_THE REQUEST_: Rewrite every line of the listing below as a Markdown table with the columns "Row" and "Line", numbering the rows in order and leaving out any blank lines.

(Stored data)
________________

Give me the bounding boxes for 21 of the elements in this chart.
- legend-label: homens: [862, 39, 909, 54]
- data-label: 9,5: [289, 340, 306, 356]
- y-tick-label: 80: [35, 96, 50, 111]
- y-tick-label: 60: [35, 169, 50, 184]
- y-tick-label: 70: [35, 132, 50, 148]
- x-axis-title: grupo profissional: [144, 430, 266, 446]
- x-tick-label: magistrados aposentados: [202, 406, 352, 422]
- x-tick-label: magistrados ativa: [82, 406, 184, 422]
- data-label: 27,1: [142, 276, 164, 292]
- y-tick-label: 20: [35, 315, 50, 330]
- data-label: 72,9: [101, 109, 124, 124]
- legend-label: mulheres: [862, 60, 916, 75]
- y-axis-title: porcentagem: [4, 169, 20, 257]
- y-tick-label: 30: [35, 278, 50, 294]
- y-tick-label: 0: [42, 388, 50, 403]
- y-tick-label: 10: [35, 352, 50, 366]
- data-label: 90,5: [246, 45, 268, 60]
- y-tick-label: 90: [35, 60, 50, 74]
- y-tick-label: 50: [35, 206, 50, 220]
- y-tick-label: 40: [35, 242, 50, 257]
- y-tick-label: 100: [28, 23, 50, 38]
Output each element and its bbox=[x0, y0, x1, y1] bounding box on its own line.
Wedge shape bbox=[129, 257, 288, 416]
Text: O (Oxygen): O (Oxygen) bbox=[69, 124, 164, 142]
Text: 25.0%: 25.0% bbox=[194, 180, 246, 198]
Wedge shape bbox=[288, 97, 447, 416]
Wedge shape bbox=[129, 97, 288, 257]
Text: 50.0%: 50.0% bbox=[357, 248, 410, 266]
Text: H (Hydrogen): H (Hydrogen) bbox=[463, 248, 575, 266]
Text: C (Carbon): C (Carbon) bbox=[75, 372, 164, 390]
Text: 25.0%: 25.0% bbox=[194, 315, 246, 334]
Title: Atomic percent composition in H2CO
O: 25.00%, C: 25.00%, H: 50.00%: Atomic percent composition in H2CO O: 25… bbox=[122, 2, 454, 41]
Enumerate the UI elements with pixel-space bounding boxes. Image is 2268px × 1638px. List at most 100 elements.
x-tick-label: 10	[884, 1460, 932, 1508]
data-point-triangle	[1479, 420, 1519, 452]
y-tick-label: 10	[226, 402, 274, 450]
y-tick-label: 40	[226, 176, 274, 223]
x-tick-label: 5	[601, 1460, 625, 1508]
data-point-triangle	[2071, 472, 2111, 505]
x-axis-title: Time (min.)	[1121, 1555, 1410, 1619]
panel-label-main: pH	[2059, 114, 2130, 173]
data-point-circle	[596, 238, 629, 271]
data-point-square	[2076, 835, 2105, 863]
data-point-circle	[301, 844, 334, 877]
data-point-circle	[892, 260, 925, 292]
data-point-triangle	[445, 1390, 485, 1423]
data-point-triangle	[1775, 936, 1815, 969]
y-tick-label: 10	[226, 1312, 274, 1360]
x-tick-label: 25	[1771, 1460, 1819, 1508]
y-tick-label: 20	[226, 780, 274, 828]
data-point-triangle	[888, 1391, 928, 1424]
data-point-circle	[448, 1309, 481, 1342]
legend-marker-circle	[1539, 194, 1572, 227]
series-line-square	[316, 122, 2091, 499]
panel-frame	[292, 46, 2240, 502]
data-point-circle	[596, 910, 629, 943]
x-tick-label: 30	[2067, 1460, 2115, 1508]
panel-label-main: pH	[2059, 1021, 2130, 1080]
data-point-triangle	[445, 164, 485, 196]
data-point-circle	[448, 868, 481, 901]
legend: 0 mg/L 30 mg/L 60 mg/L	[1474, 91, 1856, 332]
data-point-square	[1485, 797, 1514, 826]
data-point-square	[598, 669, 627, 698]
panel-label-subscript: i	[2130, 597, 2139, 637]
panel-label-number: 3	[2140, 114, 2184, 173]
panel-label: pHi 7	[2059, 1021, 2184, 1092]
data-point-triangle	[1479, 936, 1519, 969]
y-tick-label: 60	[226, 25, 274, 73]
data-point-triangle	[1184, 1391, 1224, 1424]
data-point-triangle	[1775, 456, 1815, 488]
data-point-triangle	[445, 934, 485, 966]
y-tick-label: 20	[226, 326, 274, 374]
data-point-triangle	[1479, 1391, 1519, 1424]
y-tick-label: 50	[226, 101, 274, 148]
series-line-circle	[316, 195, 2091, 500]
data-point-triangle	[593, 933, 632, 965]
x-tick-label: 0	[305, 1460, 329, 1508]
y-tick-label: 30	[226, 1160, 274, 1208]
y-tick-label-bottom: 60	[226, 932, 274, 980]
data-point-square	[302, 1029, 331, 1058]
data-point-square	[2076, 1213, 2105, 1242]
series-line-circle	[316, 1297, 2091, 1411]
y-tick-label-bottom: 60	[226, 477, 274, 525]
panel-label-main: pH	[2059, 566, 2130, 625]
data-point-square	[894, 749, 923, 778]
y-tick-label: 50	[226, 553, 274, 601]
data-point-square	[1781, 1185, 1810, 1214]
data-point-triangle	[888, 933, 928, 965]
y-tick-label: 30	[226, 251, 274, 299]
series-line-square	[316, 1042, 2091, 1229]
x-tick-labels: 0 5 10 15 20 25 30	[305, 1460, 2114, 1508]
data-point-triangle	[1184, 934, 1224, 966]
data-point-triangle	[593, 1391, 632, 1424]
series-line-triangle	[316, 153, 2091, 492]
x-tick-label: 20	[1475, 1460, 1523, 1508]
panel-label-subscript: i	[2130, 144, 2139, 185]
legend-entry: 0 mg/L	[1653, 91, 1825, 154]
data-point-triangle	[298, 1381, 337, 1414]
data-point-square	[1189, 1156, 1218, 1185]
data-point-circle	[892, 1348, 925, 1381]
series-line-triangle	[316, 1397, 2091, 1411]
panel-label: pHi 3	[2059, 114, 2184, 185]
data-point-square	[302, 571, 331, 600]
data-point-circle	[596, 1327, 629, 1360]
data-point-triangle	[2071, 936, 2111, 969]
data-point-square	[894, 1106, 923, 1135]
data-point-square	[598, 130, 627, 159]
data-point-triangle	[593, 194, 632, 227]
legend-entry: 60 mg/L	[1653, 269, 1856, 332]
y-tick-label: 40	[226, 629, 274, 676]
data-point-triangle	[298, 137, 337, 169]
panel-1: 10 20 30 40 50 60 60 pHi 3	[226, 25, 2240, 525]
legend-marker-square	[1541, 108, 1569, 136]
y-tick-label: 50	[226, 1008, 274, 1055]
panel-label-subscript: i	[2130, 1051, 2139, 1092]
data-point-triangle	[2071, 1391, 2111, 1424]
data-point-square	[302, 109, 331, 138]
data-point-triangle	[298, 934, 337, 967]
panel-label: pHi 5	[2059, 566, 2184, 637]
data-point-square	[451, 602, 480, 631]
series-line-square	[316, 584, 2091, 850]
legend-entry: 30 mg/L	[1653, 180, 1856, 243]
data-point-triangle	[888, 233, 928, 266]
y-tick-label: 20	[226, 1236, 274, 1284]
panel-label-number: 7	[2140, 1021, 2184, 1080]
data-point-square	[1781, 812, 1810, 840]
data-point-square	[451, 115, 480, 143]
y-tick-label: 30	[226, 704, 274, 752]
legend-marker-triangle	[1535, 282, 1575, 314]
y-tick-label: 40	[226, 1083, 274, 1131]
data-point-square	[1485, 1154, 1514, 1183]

________________

_THE SOLUTION_:
| Row | Line |
|---|---|
| 1 | Give me the bounding boxes for 21 of the elements in this chart. |
| 2 | - legend-label: homens: [862, 39, 909, 54] |
| 3 | - data-label: 9,5: [289, 340, 306, 356] |
| 4 | - y-tick-label: 80: [35, 96, 50, 111] |
| 5 | - y-tick-label: 60: [35, 169, 50, 184] |
| 6 | - y-tick-label: 70: [35, 132, 50, 148] |
| 7 | - x-axis-title: grupo profissional: [144, 430, 266, 446] |
| 8 | - x-tick-label: magistrados aposentados: [202, 406, 352, 422] |
| 9 | - x-tick-label: magistrados ativa: [82, 406, 184, 422] |
| 10 | - data-label: 27,1: [142, 276, 164, 292] |
| 11 | - y-tick-label: 20: [35, 315, 50, 330] |
| 12 | - data-label: 72,9: [101, 109, 124, 124] |
| 13 | - legend-label: mulheres: [862, 60, 916, 75] |
| 14 | - y-axis-title: porcentagem: [4, 169, 20, 257] |
| 15 | - y-tick-label: 30: [35, 278, 50, 294] |
| 16 | - y-tick-label: 0: [42, 388, 50, 403] |
| 17 | - y-tick-label: 10: [35, 352, 50, 366] |
| 18 | - data-label: 90,5: [246, 45, 268, 60] |
| 19 | - y-tick-label: 90: [35, 60, 50, 74] |
| 20 | - y-tick-label: 50: [35, 206, 50, 220] |
| 21 | - y-tick-label: 40: [35, 242, 50, 257] |
| 22 | - y-tick-label: 100: [28, 23, 50, 38] |
| 23 | Output each element and its bbox=[x0, y0, x1, y1] bounding box on its own line. |
| 24 | Wedge shape bbox=[129, 257, 288, 416] |
| 25 | Text: O (Oxygen): O (Oxygen) bbox=[69, 124, 164, 142] |
| 26 | Text: 25.0%: 25.0% bbox=[194, 180, 246, 198] |
| 27 | Wedge shape bbox=[288, 97, 447, 416] |
| 28 | Wedge shape bbox=[129, 97, 288, 257] |
| 29 | Text: 50.0%: 50.0% bbox=[357, 248, 410, 266] |
| 30 | Text: H (Hydrogen): H (Hydrogen) bbox=[463, 248, 575, 266] |
| 31 | Text: C (Carbon): C (Carbon) bbox=[75, 372, 164, 390] |
| 32 | Text: 25.0%: 25.0% bbox=[194, 315, 246, 334] |
| 33 | Title: Atomic percent composition in H2CO |
| 34 | O: 25.00%, C: 25.00%, H: 50.00%: Atomic percent composition in H2CO O: 25… bbox=[122, 2, 454, 41] |
| 35 | Enumerate the UI elements with pixel-space bounding boxes. Image is 2268px × 1638px. List at most 100 elements. |
| 36 | x-tick-label: 10	[884, 1460, 932, 1508] |
| 37 | data-point-triangle	[1479, 420, 1519, 452] |
| 38 | y-tick-label: 10	[226, 402, 274, 450] |
| 39 | y-tick-label: 40	[226, 176, 274, 223] |
| 40 | x-tick-label: 5	[601, 1460, 625, 1508] |
| 41 | data-point-triangle	[2071, 472, 2111, 505] |
| 42 | x-axis-title: Time (min.)	[1121, 1555, 1410, 1619] |
| 43 | panel-label-main: pH	[2059, 114, 2130, 173] |
| 44 | data-point-circle	[596, 238, 629, 271] |
| 45 | data-point-square	[2076, 835, 2105, 863] |
| 46 | data-point-circle	[301, 844, 334, 877] |
| 47 | data-point-circle	[892, 260, 925, 292] |
| 48 | data-point-triangle	[445, 1390, 485, 1423] |
| 49 | data-point-triangle	[1775, 936, 1815, 969] |
| 50 | y-tick-label: 10	[226, 1312, 274, 1360] |
| 51 | x-tick-label: 25	[1771, 1460, 1819, 1508] |
| 52 | y-tick-label: 20	[226, 780, 274, 828] |
| 53 | data-point-triangle	[888, 1391, 928, 1424] |
| 54 | data-point-circle	[448, 1309, 481, 1342] |
| 55 | legend-marker-circle	[1539, 194, 1572, 227] |
| 56 | series-line-square	[316, 122, 2091, 499] |
| 57 | panel-frame	[292, 46, 2240, 502] |
| 58 | data-point-circle	[596, 910, 629, 943] |
| 59 | x-tick-label: 30	[2067, 1460, 2115, 1508] |
| 60 | panel-label-main: pH	[2059, 1021, 2130, 1080] |
| 61 | data-point-triangle	[445, 164, 485, 196] |
| 62 | data-point-circle	[448, 868, 481, 901] |
| 63 | legend: 0 mg/L 30 mg/L 60 mg/L	[1474, 91, 1856, 332] |
| 64 | data-point-square	[1485, 797, 1514, 826] |
| 65 | data-point-square	[598, 669, 627, 698] |
| 66 | panel-label-subscript: i	[2130, 597, 2139, 637] |
| 67 | panel-label-number: 3	[2140, 114, 2184, 173] |
| 68 | panel-label: pHi 7	[2059, 1021, 2184, 1092] |
| 69 | data-point-triangle	[1479, 936, 1519, 969] |
| 70 | y-tick-label: 60	[226, 25, 274, 73] |
| 71 | data-point-triangle	[1184, 1391, 1224, 1424] |
| 72 | data-point-triangle	[1775, 456, 1815, 488] |
| 73 | data-point-triangle	[445, 934, 485, 966] |
| 74 | y-tick-label: 20	[226, 326, 274, 374] |
| 75 | data-point-triangle	[1479, 1391, 1519, 1424] |
| 76 | y-tick-label: 50	[226, 101, 274, 148] |
| 77 | series-line-circle	[316, 195, 2091, 500] |
| 78 | data-point-triangle	[593, 933, 632, 965] |
| 79 | x-tick-label: 0	[305, 1460, 329, 1508] |
| 80 | y-tick-label: 30	[226, 1160, 274, 1208] |
| 81 | y-tick-label-bottom: 60	[226, 932, 274, 980] |
| 82 | data-point-square	[302, 1029, 331, 1058] |
| 83 | data-point-square	[2076, 1213, 2105, 1242] |
| 84 | series-line-circle	[316, 1297, 2091, 1411] |
| 85 | y-tick-label-bottom: 60	[226, 477, 274, 525] |
| 86 | panel-label-main: pH	[2059, 566, 2130, 625] |
| 87 | data-point-square	[894, 749, 923, 778] |
| 88 | y-tick-label: 50	[226, 553, 274, 601] |
| 89 | data-point-square	[1781, 1185, 1810, 1214] |
| 90 | data-point-triangle	[888, 933, 928, 965] |
| 91 | y-tick-label: 30	[226, 251, 274, 299] |
| 92 | series-line-square	[316, 1042, 2091, 1229] |
| 93 | x-tick-labels: 0 5 10 15 20 25 30	[305, 1460, 2114, 1508] |
| 94 | data-point-triangle	[1184, 934, 1224, 966] |
| 95 | data-point-triangle	[593, 1391, 632, 1424] |
| 96 | series-line-triangle	[316, 153, 2091, 492] |
| 97 | x-tick-label: 20	[1475, 1460, 1523, 1508] |
| 98 | panel-label-subscript: i	[2130, 144, 2139, 185] |
| 99 | legend-entry: 0 mg/L	[1653, 91, 1825, 154] |
| 100 | data-point-triangle	[298, 1381, 337, 1414] |
| 101 | data-point-square	[1189, 1156, 1218, 1185] |
| 102 | data-point-circle	[892, 1348, 925, 1381] |
| 103 | series-line-triangle	[316, 1397, 2091, 1411] |
| 104 | panel-label: pHi 3	[2059, 114, 2184, 185] |
| 105 | data-point-square	[302, 571, 331, 600] |
| 106 | data-point-circle	[596, 1327, 629, 1360] |
| 107 | data-point-triangle	[2071, 936, 2111, 969] |
| 108 | data-point-square	[894, 1106, 923, 1135] |
| 109 | data-point-square	[598, 130, 627, 159] |
| 110 | data-point-triangle	[593, 194, 632, 227] |
| 111 | legend-entry: 60 mg/L	[1653, 269, 1856, 332] |
| 112 | y-tick-label: 40	[226, 629, 274, 676] |
| 113 | data-point-triangle	[298, 137, 337, 169] |
| 114 | panel-1: 10 20 30 40 50 60 60 pHi 3	[226, 25, 2240, 525] |
| 115 | legend-marker-square	[1541, 108, 1569, 136] |
| 116 | y-tick-label: 50	[226, 1008, 274, 1055] |
| 117 | panel-label-subscript: i	[2130, 1051, 2139, 1092] |
| 118 | data-point-triangle	[2071, 1391, 2111, 1424] |
| 119 | data-point-square	[302, 109, 331, 138] |
| 120 | data-point-triangle	[298, 934, 337, 967] |
| 121 | panel-label: pHi 5	[2059, 566, 2184, 637] |
| 122 | data-point-square	[451, 602, 480, 631] |
| 123 | series-line-square	[316, 584, 2091, 850] |
| 124 | legend-entry: 30 mg/L	[1653, 180, 1856, 243] |
| 125 | data-point-triangle	[888, 233, 928, 266] |
| 126 | y-tick-label: 20	[226, 1236, 274, 1284] |
| 127 | panel-label-number: 7	[2140, 1021, 2184, 1080] |
| 128 | data-point-square	[1781, 812, 1810, 840] |
| 129 | data-point-square	[451, 115, 480, 143] |
| 130 | y-tick-label: 30	[226, 704, 274, 752] |
| 131 | legend-marker-triangle	[1535, 282, 1575, 314] |
| 132 | y-tick-label: 40	[226, 1083, 274, 1131] |
| 133 | data-point-square	[1485, 1154, 1514, 1183] |